+++ SUPPLIED RECORDS +++

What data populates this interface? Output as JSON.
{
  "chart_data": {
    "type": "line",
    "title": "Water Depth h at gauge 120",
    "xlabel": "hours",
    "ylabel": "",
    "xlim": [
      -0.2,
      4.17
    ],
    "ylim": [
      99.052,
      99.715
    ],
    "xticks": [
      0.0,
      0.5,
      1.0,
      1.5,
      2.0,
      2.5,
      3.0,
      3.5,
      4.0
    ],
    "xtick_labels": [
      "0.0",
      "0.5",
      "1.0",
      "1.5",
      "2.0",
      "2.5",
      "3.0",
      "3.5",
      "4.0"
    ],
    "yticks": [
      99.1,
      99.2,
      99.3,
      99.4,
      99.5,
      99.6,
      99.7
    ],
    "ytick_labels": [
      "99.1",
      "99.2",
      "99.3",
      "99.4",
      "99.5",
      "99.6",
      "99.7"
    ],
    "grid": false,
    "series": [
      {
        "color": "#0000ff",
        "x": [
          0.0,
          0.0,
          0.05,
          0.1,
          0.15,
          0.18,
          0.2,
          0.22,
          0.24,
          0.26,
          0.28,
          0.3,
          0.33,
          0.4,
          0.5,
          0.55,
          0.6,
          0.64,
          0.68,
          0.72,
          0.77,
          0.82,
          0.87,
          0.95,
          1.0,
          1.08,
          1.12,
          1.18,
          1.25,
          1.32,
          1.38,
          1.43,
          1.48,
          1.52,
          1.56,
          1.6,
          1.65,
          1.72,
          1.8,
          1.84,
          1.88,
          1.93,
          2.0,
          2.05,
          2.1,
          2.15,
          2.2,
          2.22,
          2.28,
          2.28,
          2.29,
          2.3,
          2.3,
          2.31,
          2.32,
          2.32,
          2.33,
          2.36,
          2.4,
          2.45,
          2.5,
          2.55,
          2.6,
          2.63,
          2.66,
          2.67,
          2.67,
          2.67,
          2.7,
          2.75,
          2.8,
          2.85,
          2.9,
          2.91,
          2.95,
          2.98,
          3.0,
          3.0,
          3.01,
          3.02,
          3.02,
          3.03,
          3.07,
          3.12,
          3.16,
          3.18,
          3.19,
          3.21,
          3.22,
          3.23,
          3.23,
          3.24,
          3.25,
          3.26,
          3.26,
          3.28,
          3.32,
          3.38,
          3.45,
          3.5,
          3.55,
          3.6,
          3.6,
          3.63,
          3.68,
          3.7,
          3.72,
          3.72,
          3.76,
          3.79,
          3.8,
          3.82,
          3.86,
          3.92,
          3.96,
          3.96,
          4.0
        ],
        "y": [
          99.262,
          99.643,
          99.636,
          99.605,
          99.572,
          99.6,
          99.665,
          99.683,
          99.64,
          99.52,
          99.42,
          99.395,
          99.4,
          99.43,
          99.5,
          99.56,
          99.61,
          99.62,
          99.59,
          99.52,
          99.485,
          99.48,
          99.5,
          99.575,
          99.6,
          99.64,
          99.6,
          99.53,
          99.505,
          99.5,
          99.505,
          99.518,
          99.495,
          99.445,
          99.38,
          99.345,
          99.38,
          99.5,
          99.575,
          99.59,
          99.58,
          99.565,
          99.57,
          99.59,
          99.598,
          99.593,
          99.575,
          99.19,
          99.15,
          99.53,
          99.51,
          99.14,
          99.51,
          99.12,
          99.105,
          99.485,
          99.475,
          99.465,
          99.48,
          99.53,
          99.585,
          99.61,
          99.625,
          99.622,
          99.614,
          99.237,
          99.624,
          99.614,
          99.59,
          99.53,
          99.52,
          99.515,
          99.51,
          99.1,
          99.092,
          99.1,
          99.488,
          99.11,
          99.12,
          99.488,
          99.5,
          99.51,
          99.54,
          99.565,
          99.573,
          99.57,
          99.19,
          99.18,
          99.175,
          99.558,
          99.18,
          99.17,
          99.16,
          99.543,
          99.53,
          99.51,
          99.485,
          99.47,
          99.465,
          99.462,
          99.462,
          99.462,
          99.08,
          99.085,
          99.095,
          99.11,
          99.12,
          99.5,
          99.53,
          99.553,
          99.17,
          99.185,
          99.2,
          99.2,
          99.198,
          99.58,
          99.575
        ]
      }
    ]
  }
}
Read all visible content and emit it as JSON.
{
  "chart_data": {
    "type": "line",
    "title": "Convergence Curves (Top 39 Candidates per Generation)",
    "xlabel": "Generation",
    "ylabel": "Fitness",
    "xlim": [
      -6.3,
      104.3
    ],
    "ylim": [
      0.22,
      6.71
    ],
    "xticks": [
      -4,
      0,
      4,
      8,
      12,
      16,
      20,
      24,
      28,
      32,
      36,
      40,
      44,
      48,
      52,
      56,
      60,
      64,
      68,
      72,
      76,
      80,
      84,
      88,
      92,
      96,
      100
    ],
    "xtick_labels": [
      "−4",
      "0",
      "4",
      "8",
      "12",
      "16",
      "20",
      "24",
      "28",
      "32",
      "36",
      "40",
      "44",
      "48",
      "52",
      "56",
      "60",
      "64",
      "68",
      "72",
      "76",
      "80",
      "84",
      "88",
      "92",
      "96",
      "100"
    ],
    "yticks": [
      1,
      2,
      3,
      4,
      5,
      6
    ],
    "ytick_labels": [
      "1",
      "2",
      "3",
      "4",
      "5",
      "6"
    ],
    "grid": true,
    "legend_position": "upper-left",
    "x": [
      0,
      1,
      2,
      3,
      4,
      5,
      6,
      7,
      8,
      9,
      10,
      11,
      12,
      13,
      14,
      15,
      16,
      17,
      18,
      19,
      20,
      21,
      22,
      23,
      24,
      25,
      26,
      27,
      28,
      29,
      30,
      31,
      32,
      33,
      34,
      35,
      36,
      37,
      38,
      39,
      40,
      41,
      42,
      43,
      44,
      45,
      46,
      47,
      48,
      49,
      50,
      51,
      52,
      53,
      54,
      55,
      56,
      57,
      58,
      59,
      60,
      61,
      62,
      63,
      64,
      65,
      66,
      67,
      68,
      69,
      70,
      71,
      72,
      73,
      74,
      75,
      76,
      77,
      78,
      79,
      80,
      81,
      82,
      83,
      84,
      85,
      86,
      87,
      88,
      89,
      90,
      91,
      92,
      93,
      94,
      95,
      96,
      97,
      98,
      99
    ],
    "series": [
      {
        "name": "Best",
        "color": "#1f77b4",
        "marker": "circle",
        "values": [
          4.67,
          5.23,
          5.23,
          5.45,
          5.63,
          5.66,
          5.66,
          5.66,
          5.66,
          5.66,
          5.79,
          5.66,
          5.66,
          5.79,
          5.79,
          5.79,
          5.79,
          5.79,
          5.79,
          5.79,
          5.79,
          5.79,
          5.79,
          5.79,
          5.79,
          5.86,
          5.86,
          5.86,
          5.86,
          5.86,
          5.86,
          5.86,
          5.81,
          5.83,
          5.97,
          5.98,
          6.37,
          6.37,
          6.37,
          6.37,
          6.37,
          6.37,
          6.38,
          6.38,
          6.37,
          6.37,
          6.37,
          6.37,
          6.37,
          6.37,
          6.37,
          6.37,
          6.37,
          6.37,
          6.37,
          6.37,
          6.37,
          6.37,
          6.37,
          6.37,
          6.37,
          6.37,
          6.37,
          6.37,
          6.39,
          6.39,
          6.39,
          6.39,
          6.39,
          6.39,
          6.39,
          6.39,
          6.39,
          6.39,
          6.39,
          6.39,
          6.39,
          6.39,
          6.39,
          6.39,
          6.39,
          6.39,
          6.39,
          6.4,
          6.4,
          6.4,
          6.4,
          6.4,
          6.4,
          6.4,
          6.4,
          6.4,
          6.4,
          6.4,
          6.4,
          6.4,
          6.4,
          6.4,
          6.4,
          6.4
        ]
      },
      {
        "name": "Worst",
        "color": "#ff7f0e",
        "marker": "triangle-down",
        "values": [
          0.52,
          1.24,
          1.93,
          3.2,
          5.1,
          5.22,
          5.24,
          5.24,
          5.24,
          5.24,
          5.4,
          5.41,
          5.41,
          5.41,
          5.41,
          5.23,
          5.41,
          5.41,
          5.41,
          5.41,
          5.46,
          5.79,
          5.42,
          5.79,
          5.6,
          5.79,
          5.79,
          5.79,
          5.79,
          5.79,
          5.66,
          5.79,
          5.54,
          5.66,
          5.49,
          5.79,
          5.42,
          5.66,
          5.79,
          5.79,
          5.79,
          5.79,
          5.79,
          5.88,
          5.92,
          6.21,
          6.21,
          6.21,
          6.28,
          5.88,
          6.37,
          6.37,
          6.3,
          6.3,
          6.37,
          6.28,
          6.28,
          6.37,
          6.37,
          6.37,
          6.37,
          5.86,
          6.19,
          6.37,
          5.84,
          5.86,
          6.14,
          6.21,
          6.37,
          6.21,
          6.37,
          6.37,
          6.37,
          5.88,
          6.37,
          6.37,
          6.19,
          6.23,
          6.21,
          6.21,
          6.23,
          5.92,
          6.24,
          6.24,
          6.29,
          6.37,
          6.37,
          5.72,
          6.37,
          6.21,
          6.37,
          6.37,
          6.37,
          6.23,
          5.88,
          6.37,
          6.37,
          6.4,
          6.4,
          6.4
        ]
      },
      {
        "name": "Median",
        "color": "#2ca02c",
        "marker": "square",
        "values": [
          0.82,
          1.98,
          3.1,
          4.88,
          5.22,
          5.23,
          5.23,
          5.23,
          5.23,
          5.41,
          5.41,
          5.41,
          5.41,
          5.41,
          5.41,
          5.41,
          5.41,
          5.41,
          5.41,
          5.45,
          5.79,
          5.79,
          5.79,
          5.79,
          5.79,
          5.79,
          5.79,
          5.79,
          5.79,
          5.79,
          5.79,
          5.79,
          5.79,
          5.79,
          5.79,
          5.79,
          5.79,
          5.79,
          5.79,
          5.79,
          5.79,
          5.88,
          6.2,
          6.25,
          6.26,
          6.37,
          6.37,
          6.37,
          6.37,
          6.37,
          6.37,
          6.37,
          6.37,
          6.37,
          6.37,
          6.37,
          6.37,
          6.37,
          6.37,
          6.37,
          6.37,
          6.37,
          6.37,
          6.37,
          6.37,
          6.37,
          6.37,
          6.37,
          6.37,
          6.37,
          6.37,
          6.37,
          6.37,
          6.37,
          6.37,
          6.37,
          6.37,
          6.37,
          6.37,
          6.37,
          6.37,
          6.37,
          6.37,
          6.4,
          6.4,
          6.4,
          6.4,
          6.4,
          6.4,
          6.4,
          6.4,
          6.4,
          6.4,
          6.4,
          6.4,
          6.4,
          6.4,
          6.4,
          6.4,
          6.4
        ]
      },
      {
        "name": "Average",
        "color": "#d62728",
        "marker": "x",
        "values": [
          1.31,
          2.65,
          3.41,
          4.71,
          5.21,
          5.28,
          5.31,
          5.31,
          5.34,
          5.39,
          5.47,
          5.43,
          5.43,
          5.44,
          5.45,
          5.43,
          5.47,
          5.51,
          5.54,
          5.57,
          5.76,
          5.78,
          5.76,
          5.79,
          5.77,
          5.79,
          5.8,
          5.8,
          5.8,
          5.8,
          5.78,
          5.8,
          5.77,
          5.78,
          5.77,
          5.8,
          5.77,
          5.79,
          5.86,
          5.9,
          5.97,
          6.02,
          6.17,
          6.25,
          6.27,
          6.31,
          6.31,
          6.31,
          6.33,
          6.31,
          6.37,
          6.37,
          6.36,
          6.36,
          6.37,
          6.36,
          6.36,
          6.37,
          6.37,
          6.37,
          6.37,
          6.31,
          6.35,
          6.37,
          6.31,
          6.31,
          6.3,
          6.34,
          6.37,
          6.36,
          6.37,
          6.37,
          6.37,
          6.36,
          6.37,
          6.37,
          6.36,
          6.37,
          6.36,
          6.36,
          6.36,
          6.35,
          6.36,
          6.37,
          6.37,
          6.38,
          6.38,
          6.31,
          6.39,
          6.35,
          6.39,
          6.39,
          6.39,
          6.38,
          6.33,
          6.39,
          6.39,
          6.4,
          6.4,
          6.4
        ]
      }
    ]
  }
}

+++

### EXERCISE DESCRIPTION
Copy out every line holding the string "name".

### ANSWER BELOW
        "name": "Best",
        "name": "Worst",
        "name": "Median",
        "name": "Average",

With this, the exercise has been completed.